>> Begin LISTED RECORDS

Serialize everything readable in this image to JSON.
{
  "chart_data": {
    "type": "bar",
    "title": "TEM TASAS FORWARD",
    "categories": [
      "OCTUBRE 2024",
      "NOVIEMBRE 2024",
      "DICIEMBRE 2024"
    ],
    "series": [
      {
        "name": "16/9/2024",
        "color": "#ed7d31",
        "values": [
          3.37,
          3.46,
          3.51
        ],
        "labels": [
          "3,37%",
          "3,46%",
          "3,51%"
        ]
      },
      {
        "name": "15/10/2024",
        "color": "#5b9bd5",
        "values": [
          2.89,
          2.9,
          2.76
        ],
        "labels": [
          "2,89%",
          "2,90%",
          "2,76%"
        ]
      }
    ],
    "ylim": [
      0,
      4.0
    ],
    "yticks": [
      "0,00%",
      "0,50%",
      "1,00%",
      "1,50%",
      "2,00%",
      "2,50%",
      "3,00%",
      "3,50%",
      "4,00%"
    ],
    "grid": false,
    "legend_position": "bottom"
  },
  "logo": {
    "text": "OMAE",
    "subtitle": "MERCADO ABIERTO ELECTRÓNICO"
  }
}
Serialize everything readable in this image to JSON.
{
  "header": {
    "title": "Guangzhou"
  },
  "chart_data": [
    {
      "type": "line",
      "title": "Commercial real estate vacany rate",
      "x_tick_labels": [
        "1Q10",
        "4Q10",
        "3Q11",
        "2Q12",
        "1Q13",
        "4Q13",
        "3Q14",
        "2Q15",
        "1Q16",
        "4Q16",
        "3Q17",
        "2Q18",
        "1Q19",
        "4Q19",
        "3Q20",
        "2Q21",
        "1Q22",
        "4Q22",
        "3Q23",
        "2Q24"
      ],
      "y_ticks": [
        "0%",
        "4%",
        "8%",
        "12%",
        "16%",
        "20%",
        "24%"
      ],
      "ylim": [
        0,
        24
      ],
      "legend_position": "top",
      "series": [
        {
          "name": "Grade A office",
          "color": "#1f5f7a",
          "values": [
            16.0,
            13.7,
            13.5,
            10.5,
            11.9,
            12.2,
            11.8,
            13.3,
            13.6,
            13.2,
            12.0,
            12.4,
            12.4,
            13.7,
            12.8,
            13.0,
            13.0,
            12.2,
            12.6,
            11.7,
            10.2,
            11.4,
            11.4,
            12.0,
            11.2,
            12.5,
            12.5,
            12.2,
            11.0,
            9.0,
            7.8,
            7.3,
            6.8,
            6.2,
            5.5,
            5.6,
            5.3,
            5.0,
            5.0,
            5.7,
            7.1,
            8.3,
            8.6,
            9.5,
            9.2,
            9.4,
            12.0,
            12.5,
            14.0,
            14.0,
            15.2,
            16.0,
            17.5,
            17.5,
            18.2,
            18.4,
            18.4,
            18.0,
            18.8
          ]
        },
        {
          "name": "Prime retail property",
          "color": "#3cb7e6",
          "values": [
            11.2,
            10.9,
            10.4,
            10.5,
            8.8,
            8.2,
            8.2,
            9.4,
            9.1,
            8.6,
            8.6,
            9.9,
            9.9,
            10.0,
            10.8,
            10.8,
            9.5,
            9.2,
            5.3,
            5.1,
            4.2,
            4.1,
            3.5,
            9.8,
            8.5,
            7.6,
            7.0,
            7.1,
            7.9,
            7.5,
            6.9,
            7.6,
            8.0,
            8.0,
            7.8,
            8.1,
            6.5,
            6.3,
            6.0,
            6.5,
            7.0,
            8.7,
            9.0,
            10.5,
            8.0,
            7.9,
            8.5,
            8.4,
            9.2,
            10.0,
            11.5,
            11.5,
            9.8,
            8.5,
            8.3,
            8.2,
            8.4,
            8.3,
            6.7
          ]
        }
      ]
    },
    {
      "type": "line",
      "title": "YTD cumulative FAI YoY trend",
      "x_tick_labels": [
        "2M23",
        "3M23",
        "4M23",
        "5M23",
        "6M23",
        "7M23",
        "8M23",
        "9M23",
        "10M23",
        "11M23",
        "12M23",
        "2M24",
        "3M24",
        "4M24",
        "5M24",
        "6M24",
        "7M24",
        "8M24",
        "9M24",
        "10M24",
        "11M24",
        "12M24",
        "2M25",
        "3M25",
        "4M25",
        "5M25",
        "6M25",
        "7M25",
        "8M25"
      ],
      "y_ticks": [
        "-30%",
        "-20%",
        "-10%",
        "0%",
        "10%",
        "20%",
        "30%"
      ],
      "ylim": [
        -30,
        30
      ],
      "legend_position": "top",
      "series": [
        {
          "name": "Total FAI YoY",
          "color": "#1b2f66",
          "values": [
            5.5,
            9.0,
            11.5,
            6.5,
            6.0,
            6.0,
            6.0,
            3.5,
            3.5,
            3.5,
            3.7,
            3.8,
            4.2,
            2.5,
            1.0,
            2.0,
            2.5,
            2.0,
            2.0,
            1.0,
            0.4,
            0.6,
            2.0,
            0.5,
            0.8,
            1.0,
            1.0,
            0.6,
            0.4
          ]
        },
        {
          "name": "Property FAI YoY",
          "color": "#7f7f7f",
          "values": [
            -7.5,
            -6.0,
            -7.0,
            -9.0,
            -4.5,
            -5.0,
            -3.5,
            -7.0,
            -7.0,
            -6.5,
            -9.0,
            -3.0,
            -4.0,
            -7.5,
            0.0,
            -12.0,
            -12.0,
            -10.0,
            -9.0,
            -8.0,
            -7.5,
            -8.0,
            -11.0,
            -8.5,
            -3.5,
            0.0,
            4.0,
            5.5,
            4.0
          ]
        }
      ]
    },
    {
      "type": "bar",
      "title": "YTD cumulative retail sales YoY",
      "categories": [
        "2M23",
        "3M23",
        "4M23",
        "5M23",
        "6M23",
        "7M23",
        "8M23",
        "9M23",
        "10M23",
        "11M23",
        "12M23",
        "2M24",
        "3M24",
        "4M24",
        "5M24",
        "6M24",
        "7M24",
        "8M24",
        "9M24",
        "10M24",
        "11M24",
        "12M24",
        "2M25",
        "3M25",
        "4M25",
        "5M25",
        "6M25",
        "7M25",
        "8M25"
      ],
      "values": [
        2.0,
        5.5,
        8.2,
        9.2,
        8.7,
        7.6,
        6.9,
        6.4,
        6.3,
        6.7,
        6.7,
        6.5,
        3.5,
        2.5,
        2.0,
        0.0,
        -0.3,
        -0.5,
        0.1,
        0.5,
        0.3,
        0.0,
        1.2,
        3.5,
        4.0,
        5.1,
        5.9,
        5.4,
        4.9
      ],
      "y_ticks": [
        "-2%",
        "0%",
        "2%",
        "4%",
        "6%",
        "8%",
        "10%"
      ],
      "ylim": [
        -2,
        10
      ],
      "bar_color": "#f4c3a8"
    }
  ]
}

>> End LISTED RECORDS

YOUR OBJECTIVE - Hand back the material above in full, exactly as written.

REPLY -
Serialize everything readable in this image to JSON.
{
  "chart_data": {
    "type": "bar",
    "title": "TEM TASAS FORWARD",
    "categories": [
      "OCTUBRE 2024",
      "NOVIEMBRE 2024",
      "DICIEMBRE 2024"
    ],
    "series": [
      {
        "name": "16/9/2024",
        "color": "#ed7d31",
        "values": [
          3.37,
          3.46,
          3.51
        ],
        "labels": [
          "3,37%",
          "3,46%",
          "3,51%"
        ]
      },
      {
        "name": "15/10/2024",
        "color": "#5b9bd5",
        "values": [
          2.89,
          2.9,
          2.76
        ],
        "labels": [
          "2,89%",
          "2,90%",
          "2,76%"
        ]
      }
    ],
    "ylim": [
      0,
      4.0
    ],
    "yticks": [
      "0,00%",
      "0,50%",
      "1,00%",
      "1,50%",
      "2,00%",
      "2,50%",
      "3,00%",
      "3,50%",
      "4,00%"
    ],
    "grid": false,
    "legend_position": "bottom"
  },
  "logo": {
    "text": "OMAE",
    "subtitle": "MERCADO ABIERTO ELECTRÓNICO"
  }
}
Serialize everything readable in this image to JSON.
{
  "header": {
    "title": "Guangzhou"
  },
  "chart_data": [
    {
      "type": "line",
      "title": "Commercial real estate vacany rate",
      "x_tick_labels": [
        "1Q10",
        "4Q10",
        "3Q11",
        "2Q12",
        "1Q13",
        "4Q13",
        "3Q14",
        "2Q15",
        "1Q16",
        "4Q16",
        "3Q17",
        "2Q18",
        "1Q19",
        "4Q19",
        "3Q20",
        "2Q21",
        "1Q22",
        "4Q22",
        "3Q23",
        "2Q24"
      ],
      "y_ticks": [
        "0%",
        "4%",
        "8%",
        "12%",
        "16%",
        "20%",
        "24%"
      ],
      "ylim": [
        0,
        24
      ],
      "legend_position": "top",
      "series": [
        {
          "name": "Grade A office",
          "color": "#1f5f7a",
          "values": [
            16.0,
            13.7,
            13.5,
            10.5,
            11.9,
            12.2,
            11.8,
            13.3,
            13.6,
            13.2,
            12.0,
            12.4,
            12.4,
            13.7,
            12.8,
            13.0,
            13.0,
            12.2,
            12.6,
            11.7,
            10.2,
            11.4,
            11.4,
            12.0,
            11.2,
            12.5,
            12.5,
            12.2,
            11.0,
            9.0,
            7.8,
            7.3,
            6.8,
            6.2,
            5.5,
            5.6,
            5.3,
            5.0,
            5.0,
            5.7,
            7.1,
            8.3,
            8.6,
            9.5,
            9.2,
            9.4,
            12.0,
            12.5,
            14.0,
            14.0,
            15.2,
            16.0,
            17.5,
            17.5,
            18.2,
            18.4,
            18.4,
            18.0,
            18.8
          ]
        },
        {
          "name": "Prime retail property",
          "color": "#3cb7e6",
          "values": [
            11.2,
            10.9,
            10.4,
            10.5,
            8.8,
            8.2,
            8.2,
            9.4,
            9.1,
            8.6,
            8.6,
            9.9,
            9.9,
            10.0,
            10.8,
            10.8,
            9.5,
            9.2,
            5.3,
            5.1,
            4.2,
            4.1,
            3.5,
            9.8,
            8.5,
            7.6,
            7.0,
            7.1,
            7.9,
            7.5,
            6.9,
            7.6,
            8.0,
            8.0,
            7.8,
            8.1,
            6.5,
            6.3,
            6.0,
            6.5,
            7.0,
            8.7,
            9.0,
            10.5,
            8.0,
            7.9,
            8.5,
            8.4,
            9.2,
            10.0,
            11.5,
            11.5,
            9.8,
            8.5,
            8.3,
            8.2,
            8.4,
            8.3,
            6.7
          ]
        }
      ]
    },
    {
      "type": "line",
      "title": "YTD cumulative FAI YoY trend",
      "x_tick_labels": [
        "2M23",
        "3M23",
        "4M23",
        "5M23",
        "6M23",
        "7M23",
        "8M23",
        "9M23",
        "10M23",
        "11M23",
        "12M23",
        "2M24",
        "3M24",
        "4M24",
        "5M24",
        "6M24",
        "7M24",
        "8M24",
        "9M24",
        "10M24",
        "11M24",
        "12M24",
        "2M25",
        "3M25",
        "4M25",
        "5M25",
        "6M25",
        "7M25",
        "8M25"
      ],
      "y_ticks": [
        "-30%",
        "-20%",
        "-10%",
        "0%",
        "10%",
        "20%",
        "30%"
      ],
      "ylim": [
        -30,
        30
      ],
      "legend_position": "top",
      "series": [
        {
          "name": "Total FAI YoY",
          "color": "#1b2f66",
          "values": [
            5.5,
            9.0,
            11.5,
            6.5,
            6.0,
            6.0,
            6.0,
            3.5,
            3.5,
            3.5,
            3.7,
            3.8,
            4.2,
            2.5,
            1.0,
            2.0,
            2.5,
            2.0,
            2.0,
            1.0,
            0.4,
            0.6,
            2.0,
            0.5,
            0.8,
            1.0,
            1.0,
            0.6,
            0.4
          ]
        },
        {
          "name": "Property FAI YoY",
          "color": "#7f7f7f",
          "values": [
            -7.5,
            -6.0,
            -7.0,
            -9.0,
            -4.5,
            -5.0,
            -3.5,
            -7.0,
            -7.0,
            -6.5,
            -9.0,
            -3.0,
            -4.0,
            -7.5,
            0.0,
            -12.0,
            -12.0,
            -10.0,
            -9.0,
            -8.0,
            -7.5,
            -8.0,
            -11.0,
            -8.5,
            -3.5,
            0.0,
            4.0,
            5.5,
            4.0
          ]
        }
      ]
    },
    {
      "type": "bar",
      "title": "YTD cumulative retail sales YoY",
      "categories": [
        "2M23",
        "3M23",
        "4M23",
        "5M23",
        "6M23",
        "7M23",
        "8M23",
        "9M23",
        "10M23",
        "11M23",
        "12M23",
        "2M24",
        "3M24",
        "4M24",
        "5M24",
        "6M24",
        "7M24",
        "8M24",
        "9M24",
        "10M24",
        "11M24",
        "12M24",
        "2M25",
        "3M25",
        "4M25",
        "5M25",
        "6M25",
        "7M25",
        "8M25"
      ],
      "values": [
        2.0,
        5.5,
        8.2,
        9.2,
        8.7,
        7.6,
        6.9,
        6.4,
        6.3,
        6.7,
        6.7,
        6.5,
        3.5,
        2.5,
        2.0,
        0.0,
        -0.3,
        -0.5,
        0.1,
        0.5,
        0.3,
        0.0,
        1.2,
        3.5,
        4.0,
        5.1,
        5.9,
        5.4,
        4.9
      ],
      "y_ticks": [
        "-2%",
        "0%",
        "2%",
        "4%",
        "6%",
        "8%",
        "10%"
      ],
      "ylim": [
        -2,
        10
      ],
      "bar_color": "#f4c3a8"
    }
  ]
}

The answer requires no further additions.